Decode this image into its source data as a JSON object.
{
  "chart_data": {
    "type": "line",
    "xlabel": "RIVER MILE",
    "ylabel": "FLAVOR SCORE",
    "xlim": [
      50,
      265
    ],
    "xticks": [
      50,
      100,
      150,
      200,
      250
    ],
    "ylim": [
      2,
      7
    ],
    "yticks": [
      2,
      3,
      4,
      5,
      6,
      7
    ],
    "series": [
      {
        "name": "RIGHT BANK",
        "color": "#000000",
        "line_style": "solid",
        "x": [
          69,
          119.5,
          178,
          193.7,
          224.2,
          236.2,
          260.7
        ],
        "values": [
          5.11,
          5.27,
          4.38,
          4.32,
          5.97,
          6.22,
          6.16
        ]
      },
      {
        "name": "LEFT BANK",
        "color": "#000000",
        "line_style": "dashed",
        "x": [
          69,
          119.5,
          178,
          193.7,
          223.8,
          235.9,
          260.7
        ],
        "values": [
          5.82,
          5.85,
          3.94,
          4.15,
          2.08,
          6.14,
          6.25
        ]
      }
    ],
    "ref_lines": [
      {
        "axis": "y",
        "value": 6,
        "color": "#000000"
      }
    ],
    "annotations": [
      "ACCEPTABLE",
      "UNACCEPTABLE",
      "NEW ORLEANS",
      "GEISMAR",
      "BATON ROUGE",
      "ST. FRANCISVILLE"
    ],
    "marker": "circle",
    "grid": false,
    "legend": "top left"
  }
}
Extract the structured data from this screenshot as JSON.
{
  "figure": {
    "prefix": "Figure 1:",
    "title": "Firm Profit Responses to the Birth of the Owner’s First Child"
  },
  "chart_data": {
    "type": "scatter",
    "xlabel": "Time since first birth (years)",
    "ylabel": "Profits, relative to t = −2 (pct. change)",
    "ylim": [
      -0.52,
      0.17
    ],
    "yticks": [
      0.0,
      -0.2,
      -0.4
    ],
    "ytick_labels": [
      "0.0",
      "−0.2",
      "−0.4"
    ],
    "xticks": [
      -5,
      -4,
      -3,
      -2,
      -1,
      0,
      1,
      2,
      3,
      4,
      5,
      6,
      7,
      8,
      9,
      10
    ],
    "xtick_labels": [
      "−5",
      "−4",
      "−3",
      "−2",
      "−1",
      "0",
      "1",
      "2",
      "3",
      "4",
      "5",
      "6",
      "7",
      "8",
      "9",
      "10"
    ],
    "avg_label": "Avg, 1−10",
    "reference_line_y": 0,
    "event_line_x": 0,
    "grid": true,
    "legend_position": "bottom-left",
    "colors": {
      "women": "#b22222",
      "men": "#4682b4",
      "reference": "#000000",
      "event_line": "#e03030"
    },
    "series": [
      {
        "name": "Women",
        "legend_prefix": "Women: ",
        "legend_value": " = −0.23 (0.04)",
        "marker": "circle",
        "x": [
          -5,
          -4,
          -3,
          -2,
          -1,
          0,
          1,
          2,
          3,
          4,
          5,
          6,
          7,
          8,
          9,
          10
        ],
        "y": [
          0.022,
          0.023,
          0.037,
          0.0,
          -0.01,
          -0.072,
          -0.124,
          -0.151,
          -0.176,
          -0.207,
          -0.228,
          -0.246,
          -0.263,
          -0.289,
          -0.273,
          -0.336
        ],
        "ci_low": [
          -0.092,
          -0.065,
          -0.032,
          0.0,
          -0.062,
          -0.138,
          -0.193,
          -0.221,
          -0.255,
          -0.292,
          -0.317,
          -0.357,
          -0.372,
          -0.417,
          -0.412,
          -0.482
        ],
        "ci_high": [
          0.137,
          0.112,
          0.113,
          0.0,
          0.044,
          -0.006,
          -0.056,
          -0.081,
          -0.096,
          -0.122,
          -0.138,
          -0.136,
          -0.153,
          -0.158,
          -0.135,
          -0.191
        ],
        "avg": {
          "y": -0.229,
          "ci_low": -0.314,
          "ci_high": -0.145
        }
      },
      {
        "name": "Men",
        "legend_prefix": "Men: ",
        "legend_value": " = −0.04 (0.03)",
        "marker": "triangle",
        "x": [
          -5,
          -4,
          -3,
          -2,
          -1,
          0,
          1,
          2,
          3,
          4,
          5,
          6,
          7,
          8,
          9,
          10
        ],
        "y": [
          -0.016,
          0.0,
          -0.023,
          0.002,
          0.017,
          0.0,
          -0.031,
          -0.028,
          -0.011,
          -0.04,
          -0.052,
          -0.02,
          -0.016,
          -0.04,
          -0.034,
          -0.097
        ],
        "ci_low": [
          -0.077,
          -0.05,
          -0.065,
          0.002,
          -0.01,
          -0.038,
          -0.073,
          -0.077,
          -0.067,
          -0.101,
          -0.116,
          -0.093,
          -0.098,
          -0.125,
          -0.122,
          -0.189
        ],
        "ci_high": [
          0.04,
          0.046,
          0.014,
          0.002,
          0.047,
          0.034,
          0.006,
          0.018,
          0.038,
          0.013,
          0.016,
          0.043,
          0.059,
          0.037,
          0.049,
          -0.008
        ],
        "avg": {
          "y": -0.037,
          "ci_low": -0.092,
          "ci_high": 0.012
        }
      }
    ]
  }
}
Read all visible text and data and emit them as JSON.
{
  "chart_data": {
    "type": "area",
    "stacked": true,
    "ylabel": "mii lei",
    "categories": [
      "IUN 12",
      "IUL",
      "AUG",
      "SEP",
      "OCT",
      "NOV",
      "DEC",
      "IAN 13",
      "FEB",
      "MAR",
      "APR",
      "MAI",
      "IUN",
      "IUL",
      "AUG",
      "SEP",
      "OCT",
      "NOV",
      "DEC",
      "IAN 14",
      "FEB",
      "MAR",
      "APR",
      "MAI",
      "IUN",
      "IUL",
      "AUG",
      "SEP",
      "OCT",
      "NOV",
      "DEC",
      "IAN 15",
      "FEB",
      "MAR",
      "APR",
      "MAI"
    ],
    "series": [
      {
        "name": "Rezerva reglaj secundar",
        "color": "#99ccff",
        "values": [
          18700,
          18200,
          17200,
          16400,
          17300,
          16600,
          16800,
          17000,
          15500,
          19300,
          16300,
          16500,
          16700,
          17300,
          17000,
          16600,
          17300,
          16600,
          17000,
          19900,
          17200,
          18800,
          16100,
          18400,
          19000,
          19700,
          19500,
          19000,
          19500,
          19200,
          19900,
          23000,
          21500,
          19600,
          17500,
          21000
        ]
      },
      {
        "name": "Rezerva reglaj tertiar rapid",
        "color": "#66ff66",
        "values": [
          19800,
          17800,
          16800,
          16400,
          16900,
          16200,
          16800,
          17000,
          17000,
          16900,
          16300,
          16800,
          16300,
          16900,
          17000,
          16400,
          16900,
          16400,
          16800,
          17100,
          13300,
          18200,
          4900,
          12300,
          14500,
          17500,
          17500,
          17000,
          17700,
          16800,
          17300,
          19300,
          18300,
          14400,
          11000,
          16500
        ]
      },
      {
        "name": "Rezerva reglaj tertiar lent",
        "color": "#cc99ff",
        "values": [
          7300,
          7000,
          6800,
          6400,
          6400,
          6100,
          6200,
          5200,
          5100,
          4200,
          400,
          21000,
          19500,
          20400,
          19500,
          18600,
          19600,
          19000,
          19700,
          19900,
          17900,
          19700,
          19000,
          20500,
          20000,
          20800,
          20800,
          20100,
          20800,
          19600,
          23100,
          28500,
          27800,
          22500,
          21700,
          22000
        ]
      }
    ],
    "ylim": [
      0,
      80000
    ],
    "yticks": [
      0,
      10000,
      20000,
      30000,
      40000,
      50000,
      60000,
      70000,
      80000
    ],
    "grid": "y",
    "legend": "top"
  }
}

:::::

**SET TASK:**
Identify and copy lines that hold the string "reglaj".

**THE REPLY:**
        "name": "Rezerva reglaj secundar",
        "name": "Rezerva reglaj tertiar rapid",
        "name": "Rezerva reglaj tertiar lent",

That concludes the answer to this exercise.